Your instructions –
Pictures aside, write out every record exactly as it appears.
───── Supplied records ─────
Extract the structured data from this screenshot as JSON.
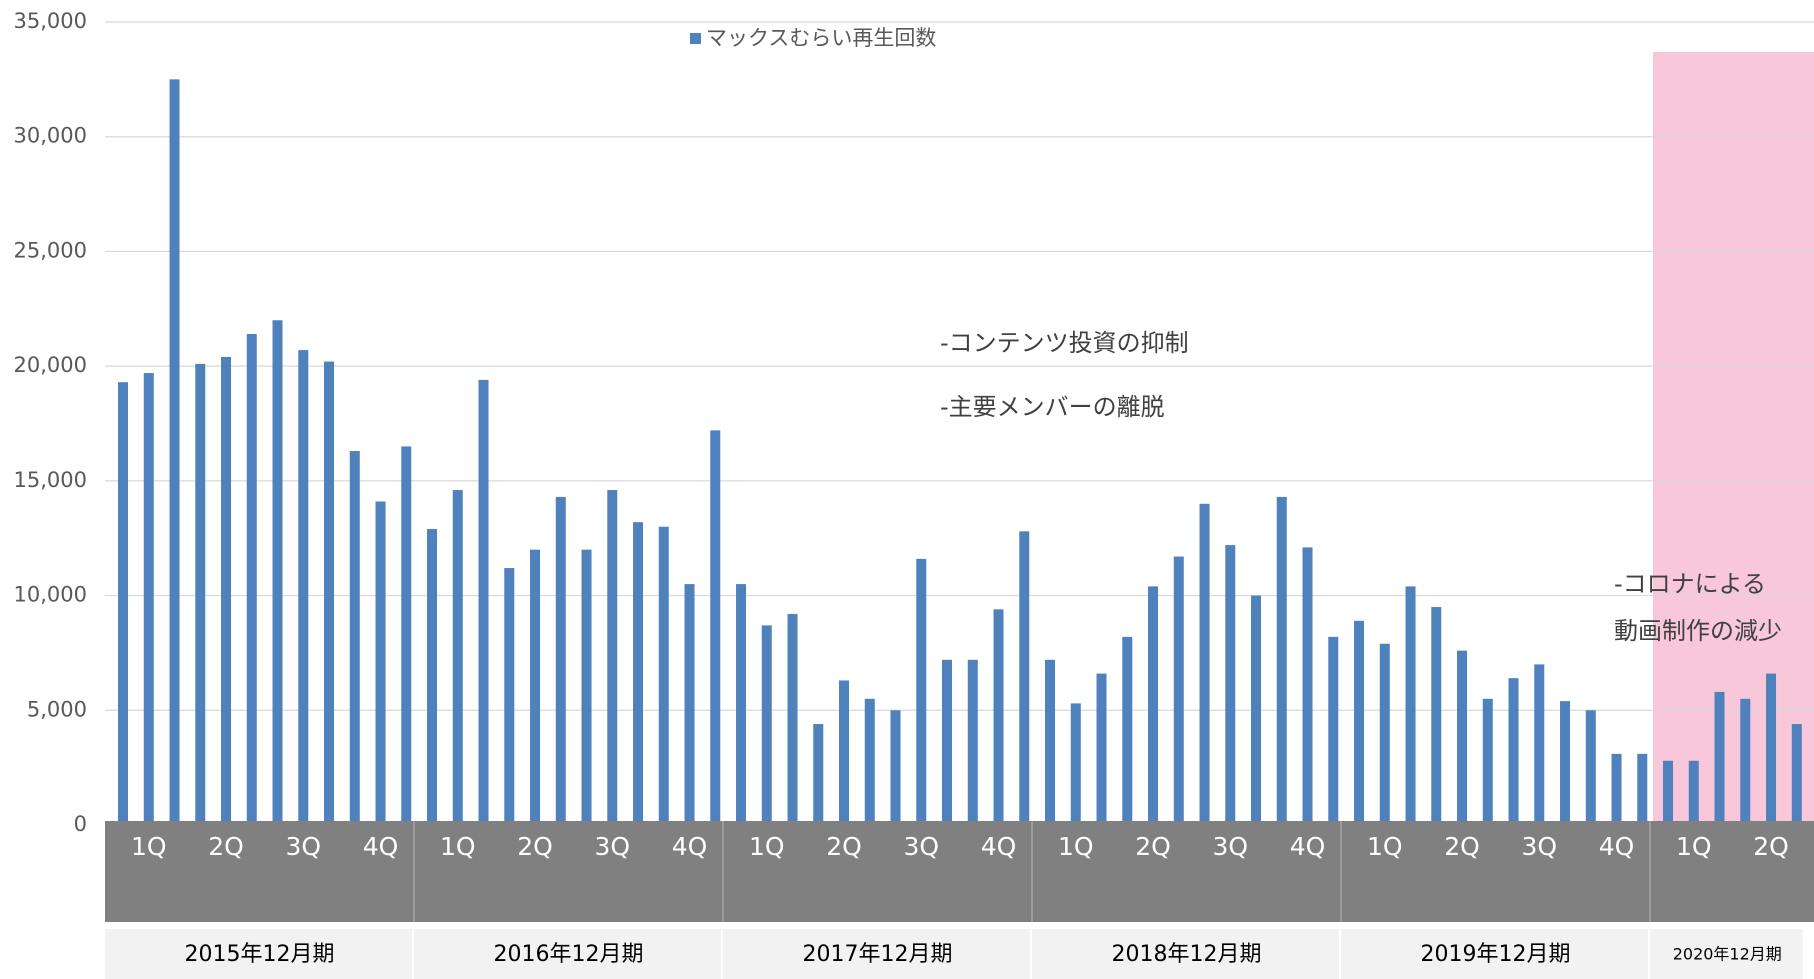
{
  "chart_data": {
    "type": "bar",
    "legend": "マックスむらい再生回数",
    "color": "#4f81bd",
    "highlight_color": "#f8c8da",
    "categories": [
      null,
      null,
      null,
      null,
      null,
      null,
      null,
      null,
      null,
      null,
      null,
      null,
      null,
      null,
      null,
      null,
      null,
      null,
      null,
      null,
      null,
      null,
      null,
      null,
      null,
      null,
      null,
      null,
      null,
      null,
      null,
      null,
      null,
      null,
      null,
      null,
      null,
      null,
      null,
      null,
      null,
      null,
      null,
      null,
      null,
      null,
      null,
      null,
      null,
      null,
      null,
      null,
      null,
      null,
      null,
      null,
      null,
      null,
      null,
      null,
      null,
      null,
      null,
      null,
      null,
      null
    ],
    "values": [
      19300,
      19700,
      32500,
      20100,
      20400,
      21400,
      22000,
      20700,
      20200,
      16300,
      14100,
      16500,
      12900,
      14600,
      19400,
      11200,
      12000,
      14300,
      12000,
      14600,
      13200,
      13000,
      10500,
      17200,
      10500,
      8700,
      9200,
      4400,
      6300,
      5500,
      5000,
      11600,
      7200,
      7200,
      9400,
      12800,
      7200,
      5300,
      6600,
      8200,
      10400,
      11700,
      14000,
      12200,
      10000,
      14300,
      12100,
      8200,
      8900,
      7900,
      10400,
      9500,
      7600,
      5500,
      6400,
      7000,
      5400,
      5000,
      3100,
      3100,
      2800,
      2800,
      5800,
      5500,
      6600,
      4400
    ],
    "groups": [
      {
        "label": "2015年12月期",
        "quarters": [
          "1Q",
          "2Q",
          "3Q",
          "4Q"
        ]
      },
      {
        "label": "2016年12月期",
        "quarters": [
          "1Q",
          "2Q",
          "3Q",
          "4Q"
        ]
      },
      {
        "label": "2017年12月期",
        "quarters": [
          "1Q",
          "2Q",
          "3Q",
          "4Q"
        ]
      },
      {
        "label": "2018年12月期",
        "quarters": [
          "1Q",
          "2Q",
          "3Q",
          "4Q"
        ]
      },
      {
        "label": "2019年12月期",
        "quarters": [
          "1Q",
          "2Q",
          "3Q",
          "4Q"
        ]
      },
      {
        "label": "2020年12月期",
        "quarters": [
          "1Q",
          "2Q"
        ],
        "highlight": true
      }
    ],
    "ylim": [
      0,
      35000
    ],
    "yticks": [
      0,
      {
        "value": 5000,
        "label": "5,000"
      },
      {
        "value": 10000,
        "label": "10,000"
      },
      {
        "value": 15000,
        "label": "15,000"
      },
      {
        "value": 20000,
        "label": "20,000"
      },
      {
        "value": 25000,
        "label": "25,000"
      },
      {
        "value": 30000,
        "label": "30,000"
      },
      {
        "value": 35000,
        "label": "35,000"
      }
    ],
    "grid": true,
    "annotations": [
      "-コンテンツ投資の抑制",
      "-主要メンバーの離脱",
      "-コロナによる",
      "動画制作の減少"
    ]
  }
}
─────
Result below –
Extract the structured data from this screenshot as JSON.
{
  "chart_data": {
    "type": "bar",
    "legend": "マックスむらい再生回数",
    "color": "#4f81bd",
    "highlight_color": "#f8c8da",
    "categories": [
      null,
      null,
      null,
      null,
      null,
      null,
      null,
      null,
      null,
      null,
      null,
      null,
      null,
      null,
      null,
      null,
      null,
      null,
      null,
      null,
      null,
      null,
      null,
      null,
      null,
      null,
      null,
      null,
      null,
      null,
      null,
      null,
      null,
      null,
      null,
      null,
      null,
      null,
      null,
      null,
      null,
      null,
      null,
      null,
      null,
      null,
      null,
      null,
      null,
      null,
      null,
      null,
      null,
      null,
      null,
      null,
      null,
      null,
      null,
      null,
      null,
      null,
      null,
      null,
      null,
      null
    ],
    "values": [
      19300,
      19700,
      32500,
      20100,
      20400,
      21400,
      22000,
      20700,
      20200,
      16300,
      14100,
      16500,
      12900,
      14600,
      19400,
      11200,
      12000,
      14300,
      12000,
      14600,
      13200,
      13000,
      10500,
      17200,
      10500,
      8700,
      9200,
      4400,
      6300,
      5500,
      5000,
      11600,
      7200,
      7200,
      9400,
      12800,
      7200,
      5300,
      6600,
      8200,
      10400,
      11700,
      14000,
      12200,
      10000,
      14300,
      12100,
      8200,
      8900,
      7900,
      10400,
      9500,
      7600,
      5500,
      6400,
      7000,
      5400,
      5000,
      3100,
      3100,
      2800,
      2800,
      5800,
      5500,
      6600,
      4400
    ],
    "groups": [
      {
        "label": "2015年12月期",
        "quarters": [
          "1Q",
          "2Q",
          "3Q",
          "4Q"
        ]
      },
      {
        "label": "2016年12月期",
        "quarters": [
          "1Q",
          "2Q",
          "3Q",
          "4Q"
        ]
      },
      {
        "label": "2017年12月期",
        "quarters": [
          "1Q",
          "2Q",
          "3Q",
          "4Q"
        ]
      },
      {
        "label": "2018年12月期",
        "quarters": [
          "1Q",
          "2Q",
          "3Q",
          "4Q"
        ]
      },
      {
        "label": "2019年12月期",
        "quarters": [
          "1Q",
          "2Q",
          "3Q",
          "4Q"
        ]
      },
      {
        "label": "2020年12月期",
        "quarters": [
          "1Q",
          "2Q"
        ],
        "highlight": true
      }
    ],
    "ylim": [
      0,
      35000
    ],
    "yticks": [
      0,
      {
        "value": 5000,
        "label": "5,000"
      },
      {
        "value": 10000,
        "label": "10,000"
      },
      {
        "value": 15000,
        "label": "15,000"
      },
      {
        "value": 20000,
        "label": "20,000"
      },
      {
        "value": 25000,
        "label": "25,000"
      },
      {
        "value": 30000,
        "label": "30,000"
      },
      {
        "value": 35000,
        "label": "35,000"
      }
    ],
    "grid": true,
    "annotations": [
      "-コンテンツ投資の抑制",
      "-主要メンバーの離脱",
      "-コロナによる",
      "動画制作の減少"
    ]
  }
}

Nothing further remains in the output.